Write out the listing below exactly, and omit any images you find in it.

◇ ◇ ◇ ◇ ◇ ◇ ◇

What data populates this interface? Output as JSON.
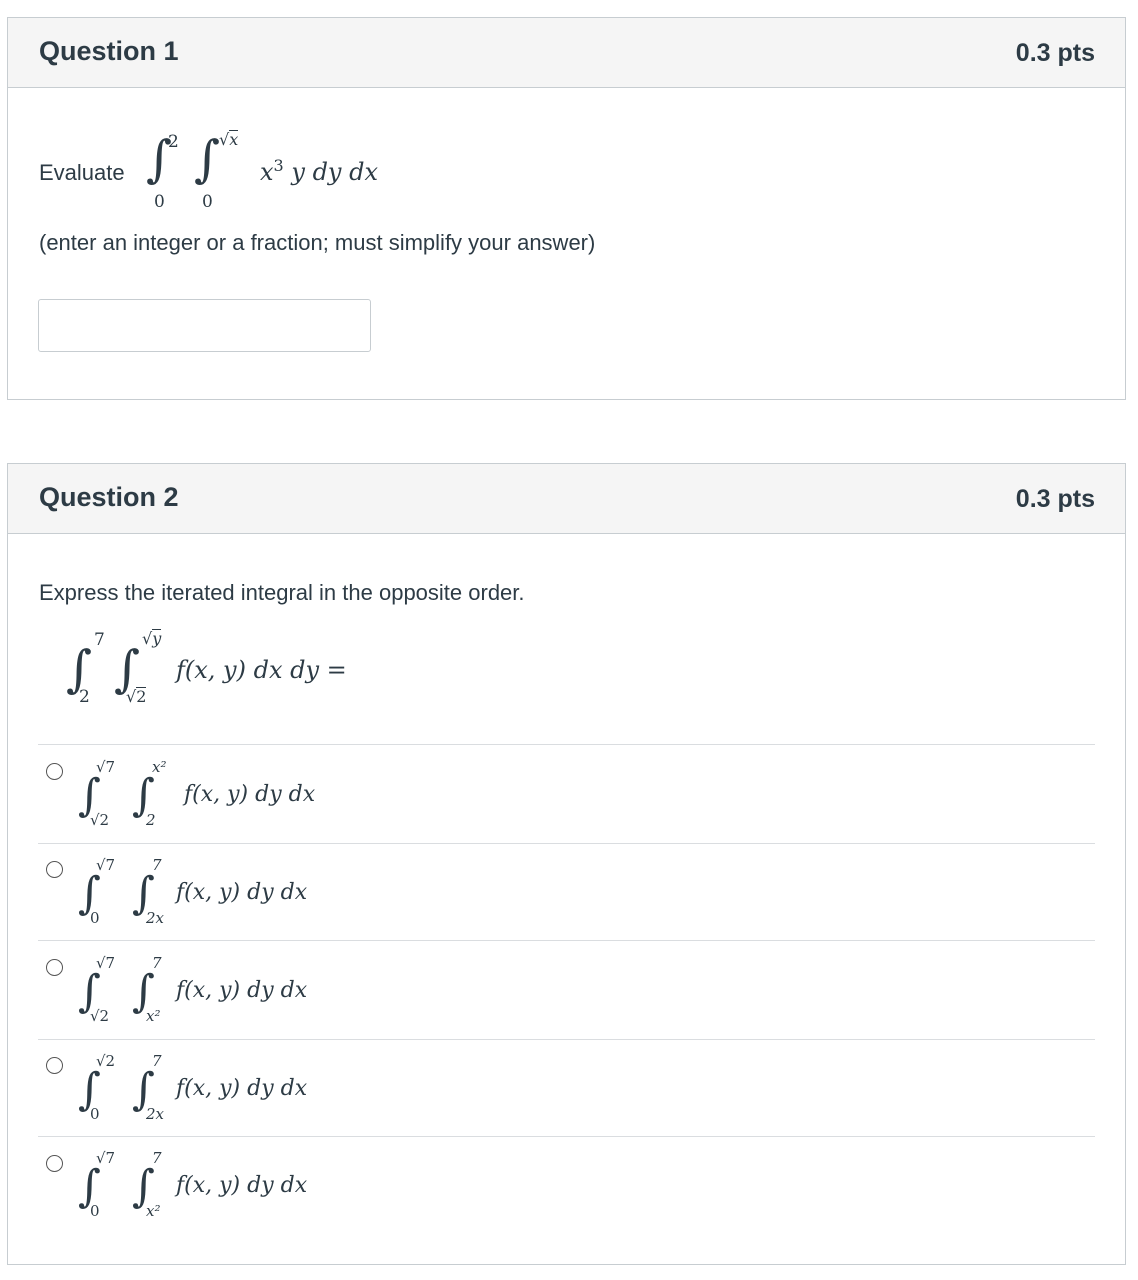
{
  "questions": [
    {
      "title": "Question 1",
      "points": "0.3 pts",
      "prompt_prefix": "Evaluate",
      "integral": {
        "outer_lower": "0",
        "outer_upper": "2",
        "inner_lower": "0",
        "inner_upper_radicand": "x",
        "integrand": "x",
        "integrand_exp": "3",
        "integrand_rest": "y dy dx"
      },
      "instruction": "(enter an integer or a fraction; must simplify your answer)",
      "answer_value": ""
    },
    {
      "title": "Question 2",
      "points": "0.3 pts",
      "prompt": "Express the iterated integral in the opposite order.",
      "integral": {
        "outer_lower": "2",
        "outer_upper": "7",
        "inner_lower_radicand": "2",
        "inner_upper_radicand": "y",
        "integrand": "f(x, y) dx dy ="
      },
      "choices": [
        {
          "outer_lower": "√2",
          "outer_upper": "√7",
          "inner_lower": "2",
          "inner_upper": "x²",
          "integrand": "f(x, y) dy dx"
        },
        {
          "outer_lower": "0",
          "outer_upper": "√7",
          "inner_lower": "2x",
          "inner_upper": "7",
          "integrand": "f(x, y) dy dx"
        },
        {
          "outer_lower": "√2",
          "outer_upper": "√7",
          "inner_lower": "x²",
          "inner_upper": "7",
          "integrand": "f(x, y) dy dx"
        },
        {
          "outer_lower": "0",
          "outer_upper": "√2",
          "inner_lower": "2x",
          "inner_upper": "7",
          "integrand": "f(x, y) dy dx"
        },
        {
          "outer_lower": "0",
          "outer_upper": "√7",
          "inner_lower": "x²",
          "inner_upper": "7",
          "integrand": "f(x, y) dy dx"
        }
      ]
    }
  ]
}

◇ ◇ ◇ ◇ ◇ ◇ ◇

**Answer to the problem:**
What data populates this interface? Output as JSON.
{
  "questions": [
    {
      "title": "Question 1",
      "points": "0.3 pts",
      "prompt_prefix": "Evaluate",
      "integral": {
        "outer_lower": "0",
        "outer_upper": "2",
        "inner_lower": "0",
        "inner_upper_radicand": "x",
        "integrand": "x",
        "integrand_exp": "3",
        "integrand_rest": "y dy dx"
      },
      "instruction": "(enter an integer or a fraction; must simplify your answer)",
      "answer_value": ""
    },
    {
      "title": "Question 2",
      "points": "0.3 pts",
      "prompt": "Express the iterated integral in the opposite order.",
      "integral": {
        "outer_lower": "2",
        "outer_upper": "7",
        "inner_lower_radicand": "2",
        "inner_upper_radicand": "y",
        "integrand": "f(x, y) dx dy ="
      },
      "choices": [
        {
          "outer_lower": "√2",
          "outer_upper": "√7",
          "inner_lower": "2",
          "inner_upper": "x²",
          "integrand": "f(x, y) dy dx"
        },
        {
          "outer_lower": "0",
          "outer_upper": "√7",
          "inner_lower": "2x",
          "inner_upper": "7",
          "integrand": "f(x, y) dy dx"
        },
        {
          "outer_lower": "√2",
          "outer_upper": "√7",
          "inner_lower": "x²",
          "inner_upper": "7",
          "integrand": "f(x, y) dy dx"
        },
        {
          "outer_lower": "0",
          "outer_upper": "√2",
          "inner_lower": "2x",
          "inner_upper": "7",
          "integrand": "f(x, y) dy dx"
        },
        {
          "outer_lower": "0",
          "outer_upper": "√7",
          "inner_lower": "x²",
          "inner_upper": "7",
          "integrand": "f(x, y) dy dx"
        }
      ]
    }
  ]
}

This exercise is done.